Given request: Print out each entry below exactly, please.

+++

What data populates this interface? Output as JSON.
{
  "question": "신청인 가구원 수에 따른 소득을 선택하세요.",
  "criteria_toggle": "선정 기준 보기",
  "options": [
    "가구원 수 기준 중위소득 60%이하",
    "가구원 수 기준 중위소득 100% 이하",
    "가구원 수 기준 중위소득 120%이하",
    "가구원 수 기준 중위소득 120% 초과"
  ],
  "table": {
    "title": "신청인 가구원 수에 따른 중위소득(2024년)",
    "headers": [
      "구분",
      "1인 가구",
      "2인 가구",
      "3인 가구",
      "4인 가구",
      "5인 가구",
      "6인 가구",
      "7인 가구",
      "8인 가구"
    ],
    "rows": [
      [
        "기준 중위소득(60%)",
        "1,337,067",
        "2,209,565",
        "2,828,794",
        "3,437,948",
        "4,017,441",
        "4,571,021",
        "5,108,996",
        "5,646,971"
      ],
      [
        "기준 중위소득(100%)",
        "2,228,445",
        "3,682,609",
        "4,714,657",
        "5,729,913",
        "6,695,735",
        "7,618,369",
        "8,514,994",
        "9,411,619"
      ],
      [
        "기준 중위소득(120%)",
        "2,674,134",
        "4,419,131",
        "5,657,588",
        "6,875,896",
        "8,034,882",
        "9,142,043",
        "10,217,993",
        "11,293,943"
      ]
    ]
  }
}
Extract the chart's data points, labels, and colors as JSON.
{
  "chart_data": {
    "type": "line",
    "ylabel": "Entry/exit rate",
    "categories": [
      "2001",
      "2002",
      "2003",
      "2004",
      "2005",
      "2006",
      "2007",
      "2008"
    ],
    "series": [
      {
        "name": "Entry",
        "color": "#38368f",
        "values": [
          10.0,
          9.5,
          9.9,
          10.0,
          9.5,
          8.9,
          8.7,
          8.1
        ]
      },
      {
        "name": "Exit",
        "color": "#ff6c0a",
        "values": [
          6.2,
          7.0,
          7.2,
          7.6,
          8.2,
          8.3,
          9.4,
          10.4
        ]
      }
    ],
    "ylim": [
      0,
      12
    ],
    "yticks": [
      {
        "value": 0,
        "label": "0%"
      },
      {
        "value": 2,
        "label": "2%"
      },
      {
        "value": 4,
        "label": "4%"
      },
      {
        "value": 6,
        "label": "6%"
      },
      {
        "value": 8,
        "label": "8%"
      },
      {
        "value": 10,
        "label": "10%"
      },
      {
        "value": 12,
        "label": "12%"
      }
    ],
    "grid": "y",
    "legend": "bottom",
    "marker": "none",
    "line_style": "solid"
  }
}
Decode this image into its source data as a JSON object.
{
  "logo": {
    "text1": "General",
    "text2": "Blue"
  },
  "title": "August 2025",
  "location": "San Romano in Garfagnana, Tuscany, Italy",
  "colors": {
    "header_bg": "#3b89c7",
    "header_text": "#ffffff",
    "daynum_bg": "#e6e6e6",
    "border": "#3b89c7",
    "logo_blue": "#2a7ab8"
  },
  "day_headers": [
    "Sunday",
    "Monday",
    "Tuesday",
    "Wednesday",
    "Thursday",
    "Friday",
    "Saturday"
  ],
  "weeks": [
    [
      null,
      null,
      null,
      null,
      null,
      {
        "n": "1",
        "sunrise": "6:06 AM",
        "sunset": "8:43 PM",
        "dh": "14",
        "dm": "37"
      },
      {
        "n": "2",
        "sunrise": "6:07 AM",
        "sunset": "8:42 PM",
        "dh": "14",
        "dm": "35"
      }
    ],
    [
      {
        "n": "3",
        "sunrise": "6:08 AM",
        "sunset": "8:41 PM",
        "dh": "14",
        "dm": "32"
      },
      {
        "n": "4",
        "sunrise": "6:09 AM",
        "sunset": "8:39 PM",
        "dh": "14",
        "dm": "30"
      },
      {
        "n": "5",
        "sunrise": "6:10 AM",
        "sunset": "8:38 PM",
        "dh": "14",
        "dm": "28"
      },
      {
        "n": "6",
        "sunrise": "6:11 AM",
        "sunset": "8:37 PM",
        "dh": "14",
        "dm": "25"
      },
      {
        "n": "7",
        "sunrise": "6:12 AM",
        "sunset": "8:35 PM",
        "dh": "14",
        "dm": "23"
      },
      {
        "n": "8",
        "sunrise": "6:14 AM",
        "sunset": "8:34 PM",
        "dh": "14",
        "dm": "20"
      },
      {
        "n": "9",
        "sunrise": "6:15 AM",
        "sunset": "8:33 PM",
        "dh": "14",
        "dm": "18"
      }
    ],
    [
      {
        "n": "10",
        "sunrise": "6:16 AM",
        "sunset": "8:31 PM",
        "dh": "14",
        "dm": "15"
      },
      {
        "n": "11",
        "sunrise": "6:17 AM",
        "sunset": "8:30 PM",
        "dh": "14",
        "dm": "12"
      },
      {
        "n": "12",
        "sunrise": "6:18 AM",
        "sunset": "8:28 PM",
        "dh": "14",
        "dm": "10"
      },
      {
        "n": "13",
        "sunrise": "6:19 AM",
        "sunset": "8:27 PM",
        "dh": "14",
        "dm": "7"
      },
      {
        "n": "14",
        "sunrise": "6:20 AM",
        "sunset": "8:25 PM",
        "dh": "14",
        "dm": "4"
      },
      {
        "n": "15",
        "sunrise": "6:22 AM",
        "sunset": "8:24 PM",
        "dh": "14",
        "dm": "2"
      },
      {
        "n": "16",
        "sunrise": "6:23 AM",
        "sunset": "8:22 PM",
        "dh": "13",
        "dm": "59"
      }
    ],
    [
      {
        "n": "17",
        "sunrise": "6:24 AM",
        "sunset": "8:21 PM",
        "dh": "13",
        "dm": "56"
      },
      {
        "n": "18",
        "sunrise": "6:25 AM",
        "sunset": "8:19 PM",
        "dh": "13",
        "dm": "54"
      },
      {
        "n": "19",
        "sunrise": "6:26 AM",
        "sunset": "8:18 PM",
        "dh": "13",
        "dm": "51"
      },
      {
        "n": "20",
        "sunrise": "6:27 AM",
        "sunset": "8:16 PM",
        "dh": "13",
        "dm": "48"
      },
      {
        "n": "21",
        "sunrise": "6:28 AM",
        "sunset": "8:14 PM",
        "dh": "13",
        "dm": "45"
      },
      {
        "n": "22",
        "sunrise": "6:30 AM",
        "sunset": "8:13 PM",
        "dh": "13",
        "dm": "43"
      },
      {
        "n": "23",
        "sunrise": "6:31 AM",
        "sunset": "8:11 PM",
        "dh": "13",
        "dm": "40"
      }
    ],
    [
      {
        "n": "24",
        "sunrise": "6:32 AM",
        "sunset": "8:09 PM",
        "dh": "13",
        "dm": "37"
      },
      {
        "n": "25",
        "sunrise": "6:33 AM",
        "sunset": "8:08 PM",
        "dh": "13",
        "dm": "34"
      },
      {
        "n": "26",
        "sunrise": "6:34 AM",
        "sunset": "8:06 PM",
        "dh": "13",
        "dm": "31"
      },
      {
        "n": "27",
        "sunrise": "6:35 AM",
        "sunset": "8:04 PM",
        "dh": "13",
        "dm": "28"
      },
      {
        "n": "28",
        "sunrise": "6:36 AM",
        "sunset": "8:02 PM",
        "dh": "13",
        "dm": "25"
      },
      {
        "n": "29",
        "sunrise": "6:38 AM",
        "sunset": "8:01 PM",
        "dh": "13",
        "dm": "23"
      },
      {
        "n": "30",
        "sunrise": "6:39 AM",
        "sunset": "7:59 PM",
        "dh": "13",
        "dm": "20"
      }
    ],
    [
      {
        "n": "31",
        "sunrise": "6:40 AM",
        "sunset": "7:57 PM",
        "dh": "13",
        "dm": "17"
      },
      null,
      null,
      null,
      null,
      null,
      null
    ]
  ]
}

+++

Reply to the exercise:
What data populates this interface? Output as JSON.
{
  "question": "신청인 가구원 수에 따른 소득을 선택하세요.",
  "criteria_toggle": "선정 기준 보기",
  "options": [
    "가구원 수 기준 중위소득 60%이하",
    "가구원 수 기준 중위소득 100% 이하",
    "가구원 수 기준 중위소득 120%이하",
    "가구원 수 기준 중위소득 120% 초과"
  ],
  "table": {
    "title": "신청인 가구원 수에 따른 중위소득(2024년)",
    "headers": [
      "구분",
      "1인 가구",
      "2인 가구",
      "3인 가구",
      "4인 가구",
      "5인 가구",
      "6인 가구",
      "7인 가구",
      "8인 가구"
    ],
    "rows": [
      [
        "기준 중위소득(60%)",
        "1,337,067",
        "2,209,565",
        "2,828,794",
        "3,437,948",
        "4,017,441",
        "4,571,021",
        "5,108,996",
        "5,646,971"
      ],
      [
        "기준 중위소득(100%)",
        "2,228,445",
        "3,682,609",
        "4,714,657",
        "5,729,913",
        "6,695,735",
        "7,618,369",
        "8,514,994",
        "9,411,619"
      ],
      [
        "기준 중위소득(120%)",
        "2,674,134",
        "4,419,131",
        "5,657,588",
        "6,875,896",
        "8,034,882",
        "9,142,043",
        "10,217,993",
        "11,293,943"
      ]
    ]
  }
}
Extract the chart's data points, labels, and colors as JSON.
{
  "chart_data": {
    "type": "line",
    "ylabel": "Entry/exit rate",
    "categories": [
      "2001",
      "2002",
      "2003",
      "2004",
      "2005",
      "2006",
      "2007",
      "2008"
    ],
    "series": [
      {
        "name": "Entry",
        "color": "#38368f",
        "values": [
          10.0,
          9.5,
          9.9,
          10.0,
          9.5,
          8.9,
          8.7,
          8.1
        ]
      },
      {
        "name": "Exit",
        "color": "#ff6c0a",
        "values": [
          6.2,
          7.0,
          7.2,
          7.6,
          8.2,
          8.3,
          9.4,
          10.4
        ]
      }
    ],
    "ylim": [
      0,
      12
    ],
    "yticks": [
      {
        "value": 0,
        "label": "0%"
      },
      {
        "value": 2,
        "label": "2%"
      },
      {
        "value": 4,
        "label": "4%"
      },
      {
        "value": 6,
        "label": "6%"
      },
      {
        "value": 8,
        "label": "8%"
      },
      {
        "value": 10,
        "label": "10%"
      },
      {
        "value": 12,
        "label": "12%"
      }
    ],
    "grid": "y",
    "legend": "bottom",
    "marker": "none",
    "line_style": "solid"
  }
}
Decode this image into its source data as a JSON object.
{
  "logo": {
    "text1": "General",
    "text2": "Blue"
  },
  "title": "August 2025",
  "location": "San Romano in Garfagnana, Tuscany, Italy",
  "colors": {
    "header_bg": "#3b89c7",
    "header_text": "#ffffff",
    "daynum_bg": "#e6e6e6",
    "border": "#3b89c7",
    "logo_blue": "#2a7ab8"
  },
  "day_headers": [
    "Sunday",
    "Monday",
    "Tuesday",
    "Wednesday",
    "Thursday",
    "Friday",
    "Saturday"
  ],
  "weeks": [
    [
      null,
      null,
      null,
      null,
      null,
      {
        "n": "1",
        "sunrise": "6:06 AM",
        "sunset": "8:43 PM",
        "dh": "14",
        "dm": "37"
      },
      {
        "n": "2",
        "sunrise": "6:07 AM",
        "sunset": "8:42 PM",
        "dh": "14",
        "dm": "35"
      }
    ],
    [
      {
        "n": "3",
        "sunrise": "6:08 AM",
        "sunset": "8:41 PM",
        "dh": "14",
        "dm": "32"
      },
      {
        "n": "4",
        "sunrise": "6:09 AM",
        "sunset": "8:39 PM",
        "dh": "14",
        "dm": "30"
      },
      {
        "n": "5",
        "sunrise": "6:10 AM",
        "sunset": "8:38 PM",
        "dh": "14",
        "dm": "28"
      },
      {
        "n": "6",
        "sunrise": "6:11 AM",
        "sunset": "8:37 PM",
        "dh": "14",
        "dm": "25"
      },
      {
        "n": "7",
        "sunrise": "6:12 AM",
        "sunset": "8:35 PM",
        "dh": "14",
        "dm": "23"
      },
      {
        "n": "8",
        "sunrise": "6:14 AM",
        "sunset": "8:34 PM",
        "dh": "14",
        "dm": "20"
      },
      {
        "n": "9",
        "sunrise": "6:15 AM",
        "sunset": "8:33 PM",
        "dh": "14",
        "dm": "18"
      }
    ],
    [
      {
        "n": "10",
        "sunrise": "6:16 AM",
        "sunset": "8:31 PM",
        "dh": "14",
        "dm": "15"
      },
      {
        "n": "11",
        "sunrise": "6:17 AM",
        "sunset": "8:30 PM",
        "dh": "14",
        "dm": "12"
      },
      {
        "n": "12",
        "sunrise": "6:18 AM",
        "sunset": "8:28 PM",
        "dh": "14",
        "dm": "10"
      },
      {
        "n": "13",
        "sunrise": "6:19 AM",
        "sunset": "8:27 PM",
        "dh": "14",
        "dm": "7"
      },
      {
        "n": "14",
        "sunrise": "6:20 AM",
        "sunset": "8:25 PM",
        "dh": "14",
        "dm": "4"
      },
      {
        "n": "15",
        "sunrise": "6:22 AM",
        "sunset": "8:24 PM",
        "dh": "14",
        "dm": "2"
      },
      {
        "n": "16",
        "sunrise": "6:23 AM",
        "sunset": "8:22 PM",
        "dh": "13",
        "dm": "59"
      }
    ],
    [
      {
        "n": "17",
        "sunrise": "6:24 AM",
        "sunset": "8:21 PM",
        "dh": "13",
        "dm": "56"
      },
      {
        "n": "18",
        "sunrise": "6:25 AM",
        "sunset": "8:19 PM",
        "dh": "13",
        "dm": "54"
      },
      {
        "n": "19",
        "sunrise": "6:26 AM",
        "sunset": "8:18 PM",
        "dh": "13",
        "dm": "51"
      },
      {
        "n": "20",
        "sunrise": "6:27 AM",
        "sunset": "8:16 PM",
        "dh": "13",
        "dm": "48"
      },
      {
        "n": "21",
        "sunrise": "6:28 AM",
        "sunset": "8:14 PM",
        "dh": "13",
        "dm": "45"
      },
      {
        "n": "22",
        "sunrise": "6:30 AM",
        "sunset": "8:13 PM",
        "dh": "13",
        "dm": "43"
      },
      {
        "n": "23",
        "sunrise": "6:31 AM",
        "sunset": "8:11 PM",
        "dh": "13",
        "dm": "40"
      }
    ],
    [
      {
        "n": "24",
        "sunrise": "6:32 AM",
        "sunset": "8:09 PM",
        "dh": "13",
        "dm": "37"
      },
      {
        "n": "25",
        "sunrise": "6:33 AM",
        "sunset": "8:08 PM",
        "dh": "13",
        "dm": "34"
      },
      {
        "n": "26",
        "sunrise": "6:34 AM",
        "sunset": "8:06 PM",
        "dh": "13",
        "dm": "31"
      },
      {
        "n": "27",
        "sunrise": "6:35 AM",
        "sunset": "8:04 PM",
        "dh": "13",
        "dm": "28"
      },
      {
        "n": "28",
        "sunrise": "6:36 AM",
        "sunset": "8:02 PM",
        "dh": "13",
        "dm": "25"
      },
      {
        "n": "29",
        "sunrise": "6:38 AM",
        "sunset": "8:01 PM",
        "dh": "13",
        "dm": "23"
      },
      {
        "n": "30",
        "sunrise": "6:39 AM",
        "sunset": "7:59 PM",
        "dh": "13",
        "dm": "20"
      }
    ],
    [
      {
        "n": "31",
        "sunrise": "6:40 AM",
        "sunset": "7:57 PM",
        "dh": "13",
        "dm": "17"
      },
      null,
      null,
      null,
      null,
      null,
      null
    ]
  ]
}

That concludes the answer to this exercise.